• _TASK TO COMPLETE_
Return all the data below as it stands, minus the pictures.

::: MATERIAL FOR THIS TASK

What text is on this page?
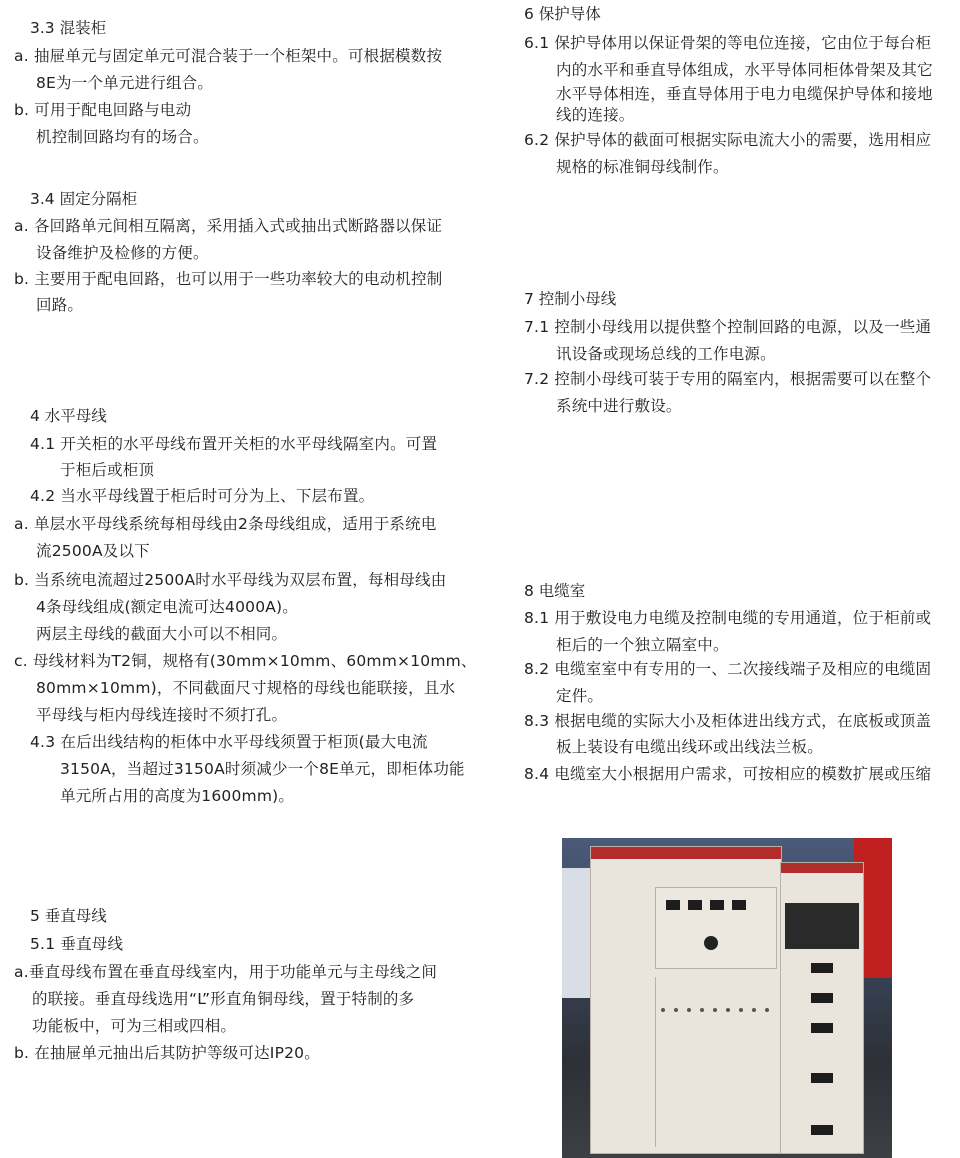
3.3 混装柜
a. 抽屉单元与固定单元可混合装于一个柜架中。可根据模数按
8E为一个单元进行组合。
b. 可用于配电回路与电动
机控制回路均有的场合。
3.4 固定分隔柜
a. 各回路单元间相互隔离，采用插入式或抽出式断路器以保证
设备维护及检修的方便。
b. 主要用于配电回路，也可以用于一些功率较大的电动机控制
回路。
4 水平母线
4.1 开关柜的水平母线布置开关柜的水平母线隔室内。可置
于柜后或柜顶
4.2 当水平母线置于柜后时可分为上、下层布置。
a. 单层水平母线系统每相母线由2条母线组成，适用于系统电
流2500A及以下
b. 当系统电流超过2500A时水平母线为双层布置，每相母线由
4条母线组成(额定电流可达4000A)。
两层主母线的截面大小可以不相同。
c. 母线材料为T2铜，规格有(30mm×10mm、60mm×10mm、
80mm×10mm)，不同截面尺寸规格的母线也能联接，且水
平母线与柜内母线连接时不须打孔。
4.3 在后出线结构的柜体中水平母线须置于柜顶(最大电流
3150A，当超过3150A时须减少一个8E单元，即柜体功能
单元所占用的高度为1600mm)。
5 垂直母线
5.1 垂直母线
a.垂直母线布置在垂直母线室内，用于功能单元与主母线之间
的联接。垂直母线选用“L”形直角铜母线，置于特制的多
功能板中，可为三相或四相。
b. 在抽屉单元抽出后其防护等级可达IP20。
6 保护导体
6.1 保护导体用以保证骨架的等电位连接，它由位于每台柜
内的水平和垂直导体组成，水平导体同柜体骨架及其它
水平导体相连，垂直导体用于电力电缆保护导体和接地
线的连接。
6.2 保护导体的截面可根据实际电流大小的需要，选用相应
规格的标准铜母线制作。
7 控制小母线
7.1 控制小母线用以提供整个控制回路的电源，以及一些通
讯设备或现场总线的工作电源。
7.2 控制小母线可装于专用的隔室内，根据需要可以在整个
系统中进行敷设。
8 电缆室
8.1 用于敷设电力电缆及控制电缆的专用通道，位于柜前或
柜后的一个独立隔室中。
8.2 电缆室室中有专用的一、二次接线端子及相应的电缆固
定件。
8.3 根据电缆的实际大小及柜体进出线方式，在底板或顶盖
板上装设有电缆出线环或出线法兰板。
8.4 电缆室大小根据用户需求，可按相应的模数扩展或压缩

::::::

• _RESULT OF THIS TASK_
What text is on this page?
3.3 混装柜
a. 抽屉单元与固定单元可混合装于一个柜架中。可根据模数按
8E为一个单元进行组合。
b. 可用于配电回路与电动
机控制回路均有的场合。
3.4 固定分隔柜
a. 各回路单元间相互隔离，采用插入式或抽出式断路器以保证
设备维护及检修的方便。
b. 主要用于配电回路，也可以用于一些功率较大的电动机控制
回路。
4 水平母线
4.1 开关柜的水平母线布置开关柜的水平母线隔室内。可置
于柜后或柜顶
4.2 当水平母线置于柜后时可分为上、下层布置。
a. 单层水平母线系统每相母线由2条母线组成，适用于系统电
流2500A及以下
b. 当系统电流超过2500A时水平母线为双层布置，每相母线由
4条母线组成(额定电流可达4000A)。
两层主母线的截面大小可以不相同。
c. 母线材料为T2铜，规格有(30mm×10mm、60mm×10mm、
80mm×10mm)，不同截面尺寸规格的母线也能联接，且水
平母线与柜内母线连接时不须打孔。
4.3 在后出线结构的柜体中水平母线须置于柜顶(最大电流
3150A，当超过3150A时须减少一个8E单元，即柜体功能
单元所占用的高度为1600mm)。
5 垂直母线
5.1 垂直母线
a.垂直母线布置在垂直母线室内，用于功能单元与主母线之间
的联接。垂直母线选用“L”形直角铜母线，置于特制的多
功能板中，可为三相或四相。
b. 在抽屉单元抽出后其防护等级可达IP20。
6 保护导体
6.1 保护导体用以保证骨架的等电位连接，它由位于每台柜
内的水平和垂直导体组成，水平导体同柜体骨架及其它
水平导体相连，垂直导体用于电力电缆保护导体和接地
线的连接。
6.2 保护导体的截面可根据实际电流大小的需要，选用相应
规格的标准铜母线制作。
7 控制小母线
7.1 控制小母线用以提供整个控制回路的电源，以及一些通
讯设备或现场总线的工作电源。
7.2 控制小母线可装于专用的隔室内，根据需要可以在整个
系统中进行敷设。
8 电缆室
8.1 用于敷设电力电缆及控制电缆的专用通道，位于柜前或
柜后的一个独立隔室中。
8.2 电缆室室中有专用的一、二次接线端子及相应的电缆固
定件。
8.3 根据电缆的实际大小及柜体进出线方式，在底板或顶盖
板上装设有电缆出线环或出线法兰板。
8.4 电缆室大小根据用户需求，可按相应的模数扩展或压缩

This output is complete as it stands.